Switch "story-paragraph" to "paragraph-block" in the lines of the records starting at the one containing "- story-line: забавок" and ending at the one containing "List all visible", and give back only those lines with nothing else changed.
===== Entries shown
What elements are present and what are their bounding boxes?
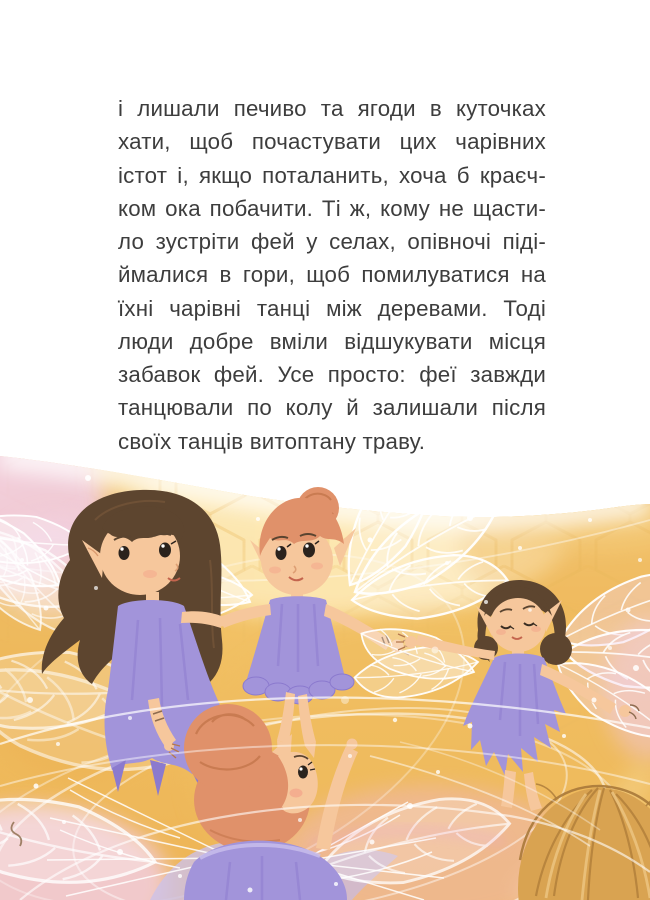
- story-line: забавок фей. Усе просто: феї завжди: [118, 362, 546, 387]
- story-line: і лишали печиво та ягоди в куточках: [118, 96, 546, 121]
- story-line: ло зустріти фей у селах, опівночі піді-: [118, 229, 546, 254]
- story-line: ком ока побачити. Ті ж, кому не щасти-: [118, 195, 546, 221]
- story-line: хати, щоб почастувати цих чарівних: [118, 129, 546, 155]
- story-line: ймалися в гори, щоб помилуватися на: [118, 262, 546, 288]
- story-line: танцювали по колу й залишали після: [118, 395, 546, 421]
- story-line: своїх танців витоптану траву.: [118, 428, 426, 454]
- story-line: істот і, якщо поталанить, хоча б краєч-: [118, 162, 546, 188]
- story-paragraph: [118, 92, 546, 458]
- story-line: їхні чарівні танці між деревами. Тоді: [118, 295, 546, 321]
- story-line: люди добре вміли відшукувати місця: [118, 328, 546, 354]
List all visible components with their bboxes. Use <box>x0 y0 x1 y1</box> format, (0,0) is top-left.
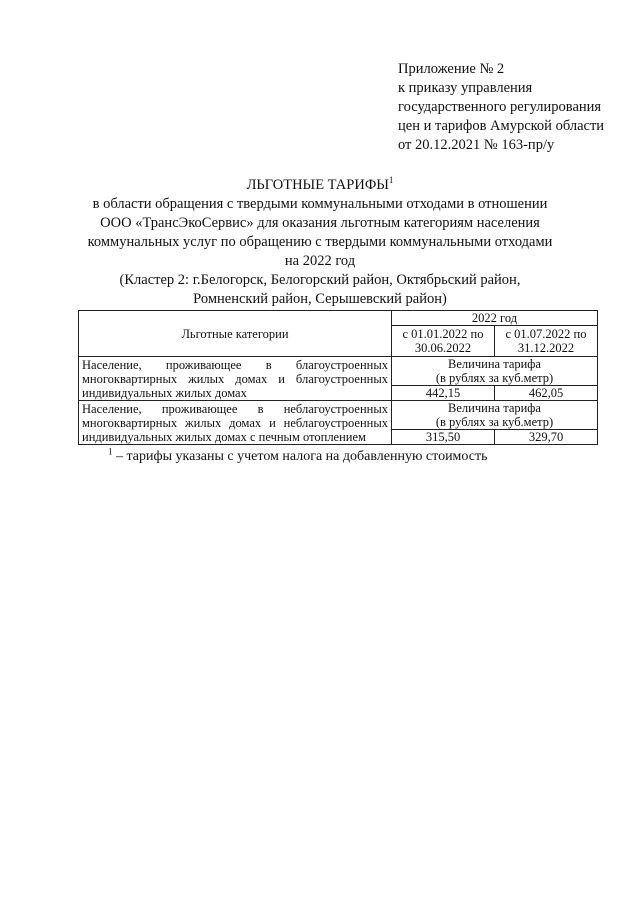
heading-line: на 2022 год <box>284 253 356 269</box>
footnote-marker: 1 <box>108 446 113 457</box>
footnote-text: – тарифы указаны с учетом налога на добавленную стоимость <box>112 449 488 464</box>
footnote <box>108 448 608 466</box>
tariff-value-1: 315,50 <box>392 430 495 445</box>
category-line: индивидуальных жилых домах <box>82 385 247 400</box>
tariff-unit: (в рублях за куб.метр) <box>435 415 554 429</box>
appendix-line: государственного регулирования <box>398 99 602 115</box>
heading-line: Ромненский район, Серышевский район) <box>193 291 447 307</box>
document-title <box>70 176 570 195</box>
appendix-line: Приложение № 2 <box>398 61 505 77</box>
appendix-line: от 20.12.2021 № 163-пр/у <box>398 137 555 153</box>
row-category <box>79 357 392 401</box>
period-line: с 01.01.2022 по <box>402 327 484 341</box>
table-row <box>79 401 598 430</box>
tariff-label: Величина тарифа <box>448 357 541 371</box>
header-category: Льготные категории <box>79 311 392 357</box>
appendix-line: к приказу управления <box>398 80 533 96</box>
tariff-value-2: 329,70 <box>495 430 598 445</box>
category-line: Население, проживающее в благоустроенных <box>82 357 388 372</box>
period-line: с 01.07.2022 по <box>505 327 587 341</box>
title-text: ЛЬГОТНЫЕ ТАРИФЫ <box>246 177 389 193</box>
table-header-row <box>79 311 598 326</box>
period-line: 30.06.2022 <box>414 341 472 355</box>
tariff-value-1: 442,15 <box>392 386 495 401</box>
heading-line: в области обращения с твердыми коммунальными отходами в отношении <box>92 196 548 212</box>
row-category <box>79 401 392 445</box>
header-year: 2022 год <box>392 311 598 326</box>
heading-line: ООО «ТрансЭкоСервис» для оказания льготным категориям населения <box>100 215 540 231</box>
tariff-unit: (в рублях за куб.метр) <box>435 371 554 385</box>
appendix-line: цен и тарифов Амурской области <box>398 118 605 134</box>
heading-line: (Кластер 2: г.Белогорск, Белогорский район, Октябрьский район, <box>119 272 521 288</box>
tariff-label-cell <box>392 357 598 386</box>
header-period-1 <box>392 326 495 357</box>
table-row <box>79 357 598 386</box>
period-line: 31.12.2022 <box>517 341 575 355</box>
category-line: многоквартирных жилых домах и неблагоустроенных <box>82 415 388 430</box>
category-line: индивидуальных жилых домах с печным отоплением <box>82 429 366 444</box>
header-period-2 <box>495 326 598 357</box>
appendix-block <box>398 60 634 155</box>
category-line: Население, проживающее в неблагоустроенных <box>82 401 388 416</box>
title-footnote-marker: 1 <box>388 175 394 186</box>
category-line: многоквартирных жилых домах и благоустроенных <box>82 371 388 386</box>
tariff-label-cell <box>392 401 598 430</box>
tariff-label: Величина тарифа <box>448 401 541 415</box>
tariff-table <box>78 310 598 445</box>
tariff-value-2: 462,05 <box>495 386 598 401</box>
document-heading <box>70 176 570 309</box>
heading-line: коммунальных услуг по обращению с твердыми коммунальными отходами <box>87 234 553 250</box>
==========
===== Entries shown
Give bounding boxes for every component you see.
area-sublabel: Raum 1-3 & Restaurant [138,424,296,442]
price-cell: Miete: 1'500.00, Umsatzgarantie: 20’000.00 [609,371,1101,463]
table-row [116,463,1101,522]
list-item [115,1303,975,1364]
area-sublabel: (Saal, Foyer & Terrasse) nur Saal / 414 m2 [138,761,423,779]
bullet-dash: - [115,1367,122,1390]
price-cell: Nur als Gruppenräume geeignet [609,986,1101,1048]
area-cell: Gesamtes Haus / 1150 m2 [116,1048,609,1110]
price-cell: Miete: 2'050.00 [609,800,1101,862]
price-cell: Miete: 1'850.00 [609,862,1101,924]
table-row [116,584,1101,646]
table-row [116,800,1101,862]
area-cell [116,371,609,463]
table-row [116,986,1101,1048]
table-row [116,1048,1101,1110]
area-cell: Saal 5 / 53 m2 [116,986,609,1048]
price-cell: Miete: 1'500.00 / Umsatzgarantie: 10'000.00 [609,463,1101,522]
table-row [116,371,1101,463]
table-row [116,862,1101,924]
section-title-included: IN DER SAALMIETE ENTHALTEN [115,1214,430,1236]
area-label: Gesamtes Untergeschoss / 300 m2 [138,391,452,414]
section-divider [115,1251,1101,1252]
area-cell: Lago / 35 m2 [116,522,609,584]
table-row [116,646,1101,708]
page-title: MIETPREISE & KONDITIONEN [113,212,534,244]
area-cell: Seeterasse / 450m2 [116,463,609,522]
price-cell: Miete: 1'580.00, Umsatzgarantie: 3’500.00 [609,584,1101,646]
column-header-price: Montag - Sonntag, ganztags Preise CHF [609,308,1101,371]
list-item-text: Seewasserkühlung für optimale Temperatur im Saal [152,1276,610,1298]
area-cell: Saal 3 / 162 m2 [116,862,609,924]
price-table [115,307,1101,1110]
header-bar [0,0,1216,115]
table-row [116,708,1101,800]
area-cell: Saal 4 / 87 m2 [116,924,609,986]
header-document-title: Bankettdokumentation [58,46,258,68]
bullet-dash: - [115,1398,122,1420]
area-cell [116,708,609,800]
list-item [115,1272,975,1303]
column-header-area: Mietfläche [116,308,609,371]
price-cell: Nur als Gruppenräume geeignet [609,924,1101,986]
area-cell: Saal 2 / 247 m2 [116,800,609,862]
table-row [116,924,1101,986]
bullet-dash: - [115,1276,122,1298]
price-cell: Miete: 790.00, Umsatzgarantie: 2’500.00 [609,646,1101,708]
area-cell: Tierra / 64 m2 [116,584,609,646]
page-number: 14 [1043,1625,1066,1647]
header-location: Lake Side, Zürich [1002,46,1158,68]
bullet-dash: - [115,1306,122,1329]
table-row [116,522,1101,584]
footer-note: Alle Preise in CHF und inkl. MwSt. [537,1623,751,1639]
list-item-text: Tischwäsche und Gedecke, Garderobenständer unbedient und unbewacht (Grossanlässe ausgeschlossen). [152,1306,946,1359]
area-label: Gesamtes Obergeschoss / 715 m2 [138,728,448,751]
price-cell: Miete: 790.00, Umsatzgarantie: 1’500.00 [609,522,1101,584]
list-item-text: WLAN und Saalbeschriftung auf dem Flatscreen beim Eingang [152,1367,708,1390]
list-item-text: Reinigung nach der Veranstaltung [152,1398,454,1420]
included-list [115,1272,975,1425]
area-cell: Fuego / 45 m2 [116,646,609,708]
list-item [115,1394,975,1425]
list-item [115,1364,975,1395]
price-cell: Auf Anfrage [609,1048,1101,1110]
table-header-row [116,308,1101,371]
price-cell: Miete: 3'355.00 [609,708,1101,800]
==========
**Reply**:
- story-line: забавок фей. Усе просто: феї завжди: [118, 362, 546, 387]
- story-line: і лишали печиво та ягоди в куточках: [118, 96, 546, 121]
- story-line: ло зустріти фей у селах, опівночі піді-: [118, 229, 546, 254]
- story-line: ком ока побачити. Ті ж, кому не щасти-: [118, 195, 546, 221]
- story-line: хати, щоб почастувати цих чарівних: [118, 129, 546, 155]
- story-line: ймалися в гори, щоб помилуватися на: [118, 262, 546, 288]
- story-line: танцювали по колу й залишали після: [118, 395, 546, 421]
- story-line: своїх танців витоптану траву.: [118, 428, 426, 454]
- story-line: істот і, якщо поталанить, хоча б краєч-: [118, 162, 546, 188]
- paragraph-block: [118, 92, 546, 458]
- story-line: їхні чарівні танці між деревами. Тоді: [118, 295, 546, 321]
- story-line: люди добре вміли відшукувати місця: [118, 328, 546, 354]
List all visible components with their bboxes. Use <box>x0 y0 x1 y1</box> format, (0,0) is top-left.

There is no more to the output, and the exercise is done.